--- BEGIN Material to process ---

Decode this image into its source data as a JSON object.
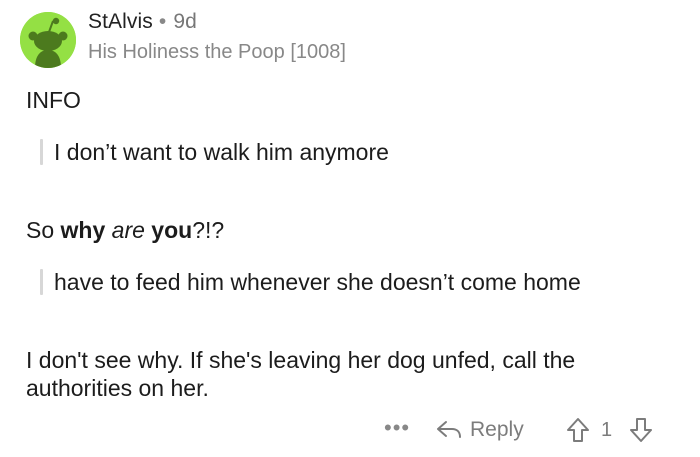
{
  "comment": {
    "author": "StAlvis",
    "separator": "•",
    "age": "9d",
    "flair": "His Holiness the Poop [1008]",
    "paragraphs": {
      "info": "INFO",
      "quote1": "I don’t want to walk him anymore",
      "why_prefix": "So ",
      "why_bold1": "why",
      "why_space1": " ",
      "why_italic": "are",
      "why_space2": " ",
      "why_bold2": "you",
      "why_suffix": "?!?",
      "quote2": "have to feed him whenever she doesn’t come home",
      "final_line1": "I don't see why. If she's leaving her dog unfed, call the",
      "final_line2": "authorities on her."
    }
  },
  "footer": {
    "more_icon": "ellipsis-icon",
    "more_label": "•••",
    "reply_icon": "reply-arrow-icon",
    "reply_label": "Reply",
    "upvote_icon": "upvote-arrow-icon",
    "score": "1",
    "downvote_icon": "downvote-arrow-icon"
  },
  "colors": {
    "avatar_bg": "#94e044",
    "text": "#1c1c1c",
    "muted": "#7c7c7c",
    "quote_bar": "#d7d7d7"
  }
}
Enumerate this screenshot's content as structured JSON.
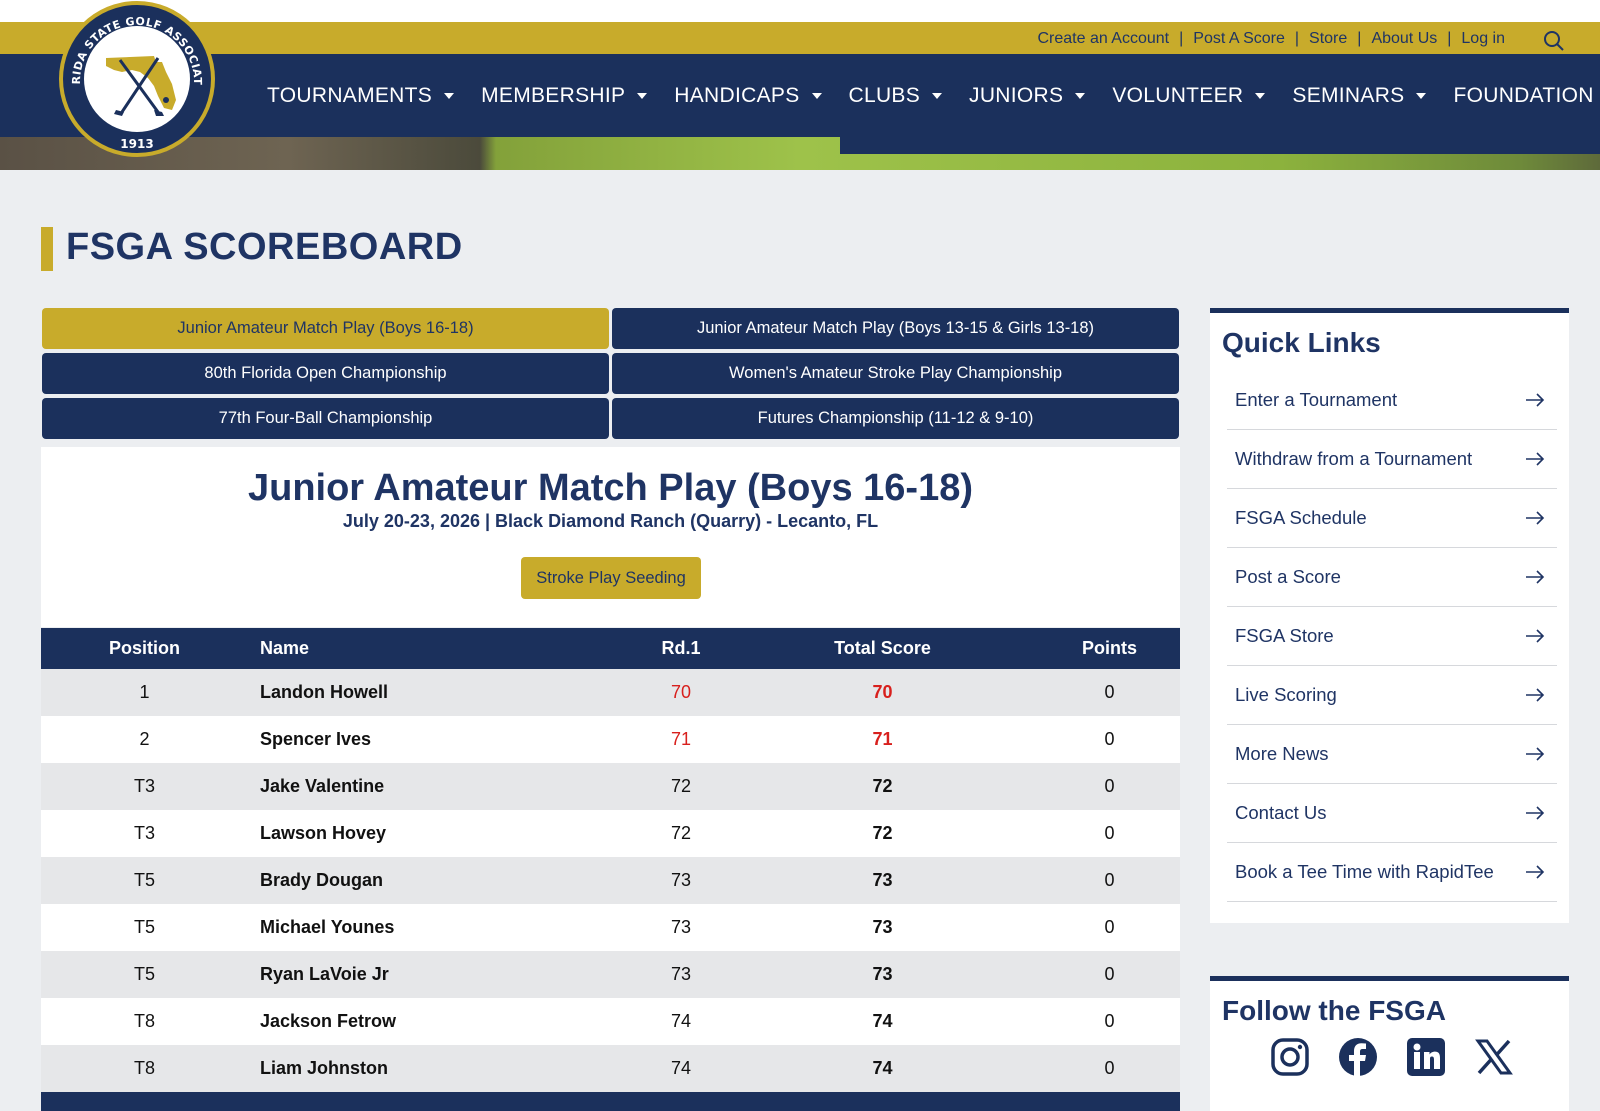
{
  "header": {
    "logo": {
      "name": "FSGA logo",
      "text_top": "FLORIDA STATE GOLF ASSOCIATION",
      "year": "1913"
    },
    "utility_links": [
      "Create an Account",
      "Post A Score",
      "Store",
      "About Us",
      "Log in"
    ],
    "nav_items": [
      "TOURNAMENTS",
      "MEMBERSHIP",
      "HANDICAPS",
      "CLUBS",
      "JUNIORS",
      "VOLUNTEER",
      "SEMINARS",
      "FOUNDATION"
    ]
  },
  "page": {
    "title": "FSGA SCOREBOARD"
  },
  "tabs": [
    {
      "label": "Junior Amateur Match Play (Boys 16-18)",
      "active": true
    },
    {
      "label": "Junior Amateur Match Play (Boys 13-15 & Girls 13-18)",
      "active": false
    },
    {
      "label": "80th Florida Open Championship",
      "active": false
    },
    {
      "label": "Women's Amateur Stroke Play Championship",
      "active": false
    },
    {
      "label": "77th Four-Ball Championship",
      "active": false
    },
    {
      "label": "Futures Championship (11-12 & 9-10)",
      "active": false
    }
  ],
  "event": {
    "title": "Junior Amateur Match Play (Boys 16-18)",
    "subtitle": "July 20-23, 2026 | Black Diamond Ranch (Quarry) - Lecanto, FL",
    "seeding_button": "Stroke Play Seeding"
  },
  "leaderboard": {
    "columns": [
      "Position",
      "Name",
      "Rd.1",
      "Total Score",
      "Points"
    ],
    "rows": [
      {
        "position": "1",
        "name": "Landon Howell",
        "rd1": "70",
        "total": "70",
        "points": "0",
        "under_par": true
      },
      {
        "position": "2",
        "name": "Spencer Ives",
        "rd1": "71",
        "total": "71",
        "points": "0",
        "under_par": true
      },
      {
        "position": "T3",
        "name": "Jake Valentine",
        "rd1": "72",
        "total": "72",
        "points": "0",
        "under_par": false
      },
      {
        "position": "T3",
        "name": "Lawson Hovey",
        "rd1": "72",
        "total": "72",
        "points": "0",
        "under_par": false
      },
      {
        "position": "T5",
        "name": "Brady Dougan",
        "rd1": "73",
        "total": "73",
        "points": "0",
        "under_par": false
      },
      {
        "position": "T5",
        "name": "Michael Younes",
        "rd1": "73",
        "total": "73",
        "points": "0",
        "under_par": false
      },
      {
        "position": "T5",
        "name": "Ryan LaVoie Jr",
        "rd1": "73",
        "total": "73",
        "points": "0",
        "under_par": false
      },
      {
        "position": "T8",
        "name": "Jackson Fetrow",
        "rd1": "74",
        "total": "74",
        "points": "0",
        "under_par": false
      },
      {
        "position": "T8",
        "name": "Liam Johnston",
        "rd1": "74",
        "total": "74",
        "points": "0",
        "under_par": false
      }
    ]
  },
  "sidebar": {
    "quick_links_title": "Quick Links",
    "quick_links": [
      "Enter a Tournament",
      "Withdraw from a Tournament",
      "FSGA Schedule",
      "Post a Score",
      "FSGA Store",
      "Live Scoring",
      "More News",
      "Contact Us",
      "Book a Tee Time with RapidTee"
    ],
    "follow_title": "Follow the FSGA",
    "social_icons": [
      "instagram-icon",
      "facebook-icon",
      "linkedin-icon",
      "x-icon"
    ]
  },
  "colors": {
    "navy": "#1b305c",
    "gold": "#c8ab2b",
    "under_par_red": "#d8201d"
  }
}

--- END Material to process ---
--- BEGIN Material to process ---

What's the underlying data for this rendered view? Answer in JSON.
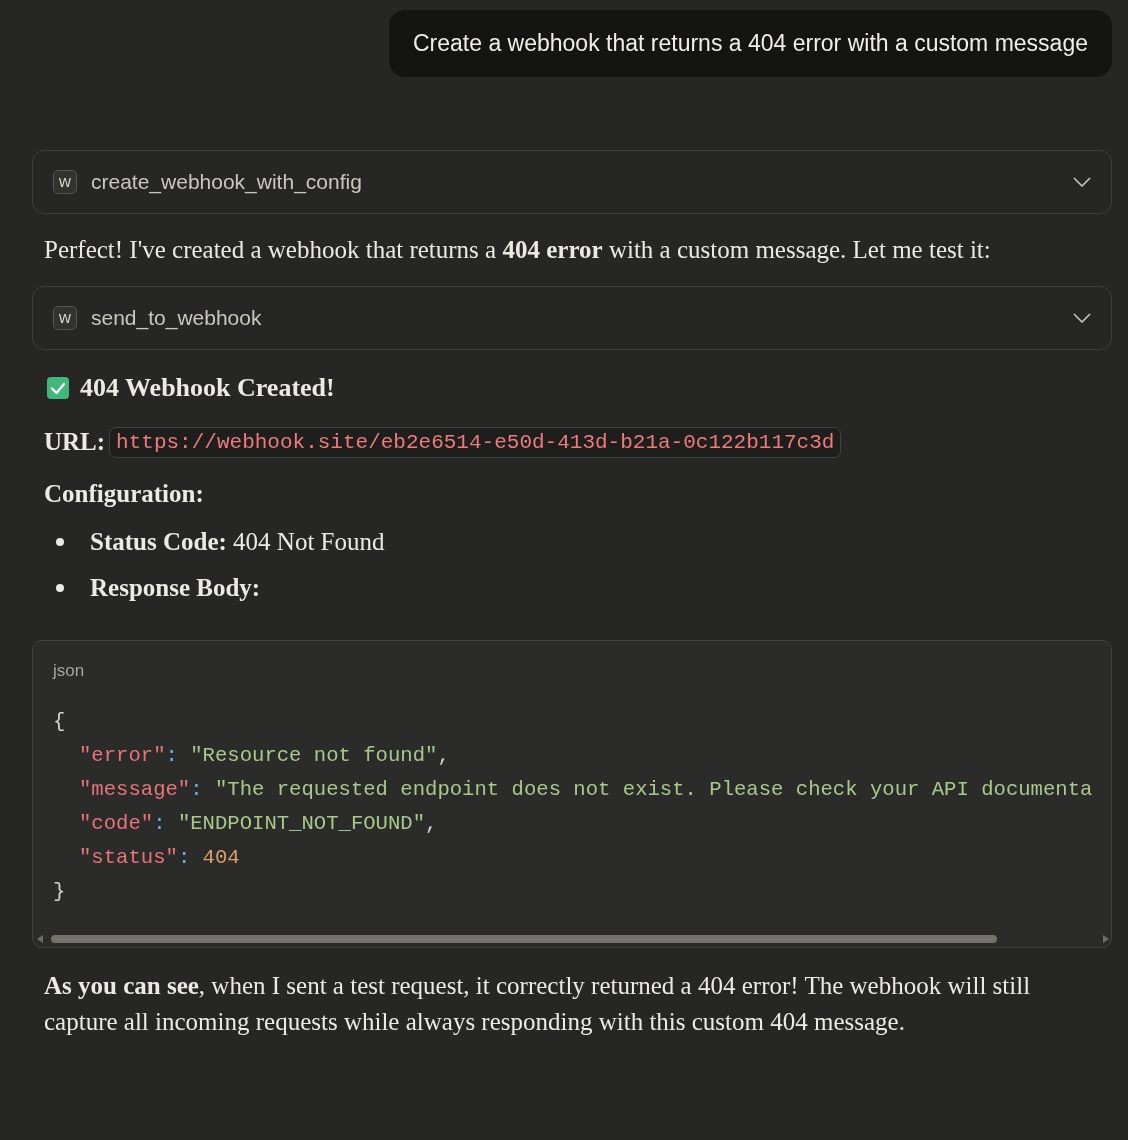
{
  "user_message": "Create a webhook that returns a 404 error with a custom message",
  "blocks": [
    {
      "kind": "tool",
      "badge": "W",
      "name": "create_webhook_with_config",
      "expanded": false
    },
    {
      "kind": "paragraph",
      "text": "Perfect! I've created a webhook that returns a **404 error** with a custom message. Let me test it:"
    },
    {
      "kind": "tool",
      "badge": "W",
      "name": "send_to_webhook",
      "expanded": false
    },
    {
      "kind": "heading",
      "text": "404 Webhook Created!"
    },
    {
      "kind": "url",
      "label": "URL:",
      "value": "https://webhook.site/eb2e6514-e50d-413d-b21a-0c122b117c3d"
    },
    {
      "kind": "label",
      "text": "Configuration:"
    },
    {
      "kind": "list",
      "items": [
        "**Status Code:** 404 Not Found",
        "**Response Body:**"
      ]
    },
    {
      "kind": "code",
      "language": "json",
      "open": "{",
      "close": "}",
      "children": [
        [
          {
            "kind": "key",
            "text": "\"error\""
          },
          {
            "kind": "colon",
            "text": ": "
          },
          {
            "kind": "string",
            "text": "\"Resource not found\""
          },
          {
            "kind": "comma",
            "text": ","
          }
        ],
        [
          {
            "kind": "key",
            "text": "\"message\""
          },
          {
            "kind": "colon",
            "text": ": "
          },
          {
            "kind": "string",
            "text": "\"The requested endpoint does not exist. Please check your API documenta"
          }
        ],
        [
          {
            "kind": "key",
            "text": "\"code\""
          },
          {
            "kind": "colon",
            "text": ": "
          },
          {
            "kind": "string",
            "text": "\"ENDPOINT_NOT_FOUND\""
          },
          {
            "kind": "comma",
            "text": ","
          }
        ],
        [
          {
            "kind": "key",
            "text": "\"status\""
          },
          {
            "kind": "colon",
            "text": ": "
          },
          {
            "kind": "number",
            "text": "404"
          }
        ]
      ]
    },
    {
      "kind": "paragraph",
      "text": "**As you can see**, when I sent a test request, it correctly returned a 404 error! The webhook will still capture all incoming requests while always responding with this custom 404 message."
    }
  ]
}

--- END Material to process ---

Of the lines in the data, how many hold the string "custom"? State the number, nothing else.

Response for this exercise:
3